- PROBLÈME À TRAITER:
Répondez à ces questions sur l'article consacré à l'ère numérique.
1. En quel mois et en quelle année l'intervention intitulée « Du verbe à l'industrie » a-t-elle eu lieu ?
2. À quoi l'article compare-t-il la toile ?
3. Quels dangers de la toile l'article énumère-t-il ?

- ARTICLE:
Rassurez-vous : tout change et tout continue à la fois. En avril 1994, j’avais fait une intervention intitulée «Du verbe à l’industrie pour un Colloque commun (HEM, Fac de lettres de Aïn Chock et la Fac de droit) dans laquelle j’avais parlé entre autres de tous les supports de communication depuis la simple voix et les gestes ou les signaux de fumée en passant par la pierre, les tablettes d’argile, le papier, l’imprimerie, pour arriver à l’ère numérique que nous vivons et qui virtuellement résume tous les supports.

Mais pour quelque spectaculaire qu’elle soit, cette ère numérique reste un simple support pour la communication. Ce qui le rend effrayant, c’est  sa virtualité, sa rapidité, son ouverture immédiate sur le monde qui ne permet plus de cachotteries politiques ou financières, ses moteurs de recherche et ses millions de sites sur tous les sujets, ses média libres en ligne qui ne permettent plus de rétention de l’information et donnent droit à la contestation directe affichée en temps réel. Toutefois, la toile n’est rien d’autre, qu’un immense livre ouvert sur l’humanité dont elle reflète les défauts, les qualités, les diversités culturelles, les dangers aussi. Comme chaque époque, la toile a ses glissements, ses dangers : vols, arnaque, piratage et ses lieux de dépravation. Une jungle ? Mais le monde à petite ou grande échelle n’a pas toujours été une jungle, une lutte constante pour la survie ?

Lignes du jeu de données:
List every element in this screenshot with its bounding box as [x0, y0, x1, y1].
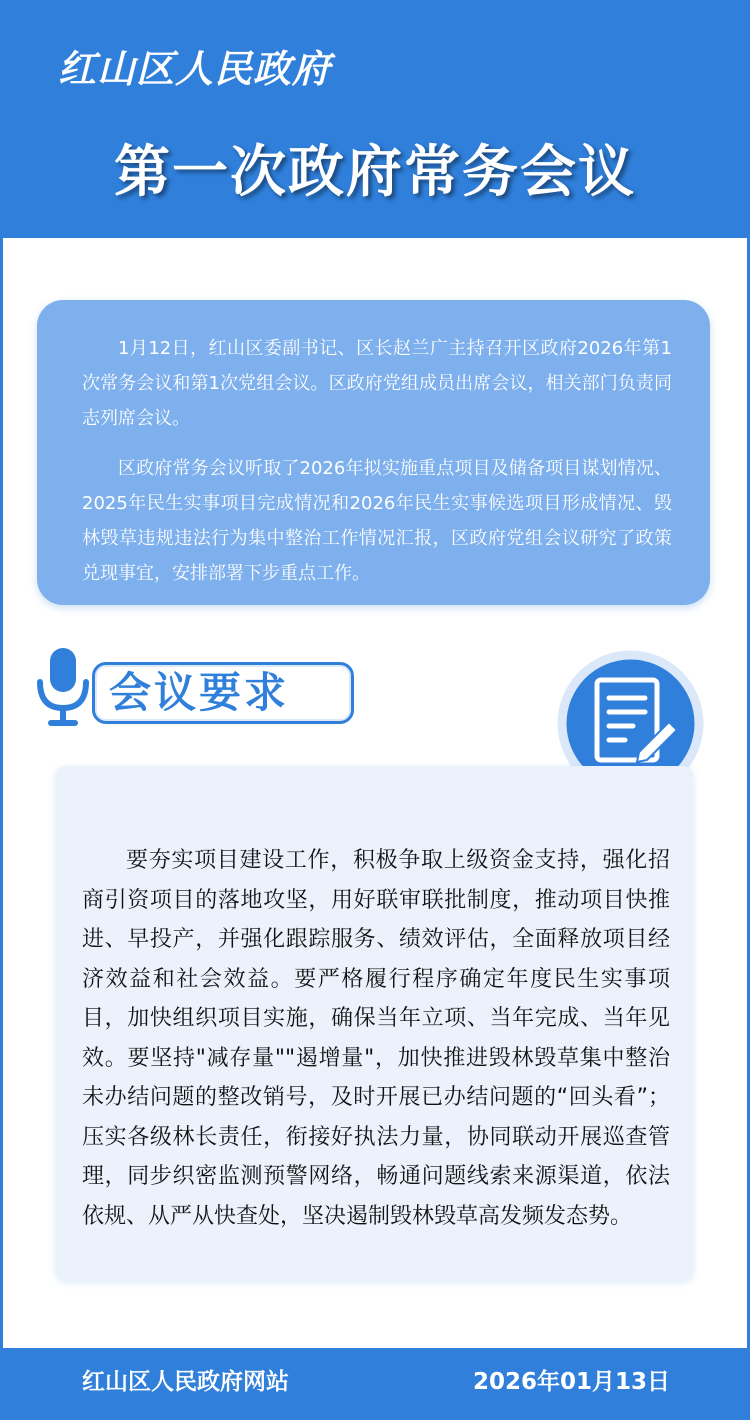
footer-date: 2026年01月13日: [472, 1369, 670, 1395]
section-heading: [36, 648, 326, 732]
intro-paragraph-2: 区政府常务会议听取了2026年拟实施重点项目及储备项目谋划情况、2025年民生实事项目完成情况和2026年民生实事候选项目形成情况、毁林毁草违规违法行为集中整治工作情况汇报，区政府党组会议研究了政策兑现事宜，安排部署下步重点工作。: [82, 458, 672, 584]
section-heading-pill: [92, 662, 354, 724]
section-heading-label: 会议要求: [109, 668, 290, 717]
microphone-icon: [36, 648, 92, 732]
page-title: 第一次政府常务会议: [114, 140, 636, 205]
footer-bar: [0, 1348, 750, 1420]
header-banner: [0, 0, 750, 238]
site-logo[interactable]: 红山区人民政府: [58, 47, 332, 91]
footer-site-name[interactable]: 红山区人民政府网站: [82, 1369, 289, 1395]
intro-paragraph-1: 1月12日，红山区委副书记、区长赵兰广主持召开区政府2026年第1次常务会议和第1次党组会议。区政府党组成员出席会议，相关部门负责同志列席会议。: [82, 338, 672, 429]
requirements-body: 要夯实项目建设工作，积极争取上级资金支持，强化招商引资项目的落地攻坚，用好联审联批制度，推动项目快推进、早投产，并强化跟踪服务、绩效评估，全面释放项目经济效益和社会效益。要严格履行程序确定年度民生实事项目，加快组织项目实施，确保当年立项、当年完成、当年见效。要坚持"减存量""遏增量"，加快推进毁林毁草集中整治未办结问题的整改销号，及时开展已办结问题的“回头看”；压实各级林长责任，衔接好执法力量，协同联动开展巡查管理，同步织密监测预警网络，畅通问题线索来源渠道，依法依规、从严从快查处，坚决遏制毁林毁草高发频发态势。: [82, 848, 670, 1229]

- CORRIGÉ PROPOSÉ:
1. L'intervention a eu lieu en avril 1994.
2. L'article compare la toile à un immense livre ouvert sur l'humanité.
3. L'article énumère les vols, l'arnaque, le piratage et les lieux de dépravation.